> [THE EXERCISE]
Retype everything in the listing, leaving each line exactly as it is.

> [EXERCISE INPUTS]
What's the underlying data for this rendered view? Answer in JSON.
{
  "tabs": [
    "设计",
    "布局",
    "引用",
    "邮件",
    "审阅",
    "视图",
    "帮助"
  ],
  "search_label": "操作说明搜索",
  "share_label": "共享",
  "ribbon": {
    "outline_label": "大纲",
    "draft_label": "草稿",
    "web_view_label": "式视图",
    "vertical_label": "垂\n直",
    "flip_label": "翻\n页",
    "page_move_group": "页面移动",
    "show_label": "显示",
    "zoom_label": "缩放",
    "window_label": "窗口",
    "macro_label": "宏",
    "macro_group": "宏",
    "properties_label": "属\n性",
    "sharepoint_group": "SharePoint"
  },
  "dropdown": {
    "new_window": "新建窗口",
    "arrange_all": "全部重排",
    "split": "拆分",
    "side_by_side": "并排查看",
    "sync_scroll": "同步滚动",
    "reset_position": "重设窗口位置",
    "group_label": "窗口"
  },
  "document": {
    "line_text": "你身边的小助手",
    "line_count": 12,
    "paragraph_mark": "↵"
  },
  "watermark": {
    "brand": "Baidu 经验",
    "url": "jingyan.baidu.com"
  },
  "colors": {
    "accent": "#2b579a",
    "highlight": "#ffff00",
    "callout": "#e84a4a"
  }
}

> [RESULT OF THE EXERCISE]
What's the underlying data for this rendered view? Answer in JSON.
{
  "tabs": [
    "设计",
    "布局",
    "引用",
    "邮件",
    "审阅",
    "视图",
    "帮助"
  ],
  "search_label": "操作说明搜索",
  "share_label": "共享",
  "ribbon": {
    "outline_label": "大纲",
    "draft_label": "草稿",
    "web_view_label": "式视图",
    "vertical_label": "垂\n直",
    "flip_label": "翻\n页",
    "page_move_group": "页面移动",
    "show_label": "显示",
    "zoom_label": "缩放",
    "window_label": "窗口",
    "macro_label": "宏",
    "macro_group": "宏",
    "properties_label": "属\n性",
    "sharepoint_group": "SharePoint"
  },
  "dropdown": {
    "new_window": "新建窗口",
    "arrange_all": "全部重排",
    "split": "拆分",
    "side_by_side": "并排查看",
    "sync_scroll": "同步滚动",
    "reset_position": "重设窗口位置",
    "group_label": "窗口"
  },
  "document": {
    "line_text": "你身边的小助手",
    "line_count": 12,
    "paragraph_mark": "↵"
  },
  "watermark": {
    "brand": "Baidu 经验",
    "url": "jingyan.baidu.com"
  },
  "colors": {
    "accent": "#2b579a",
    "highlight": "#ffff00",
    "callout": "#e84a4a"
  }
}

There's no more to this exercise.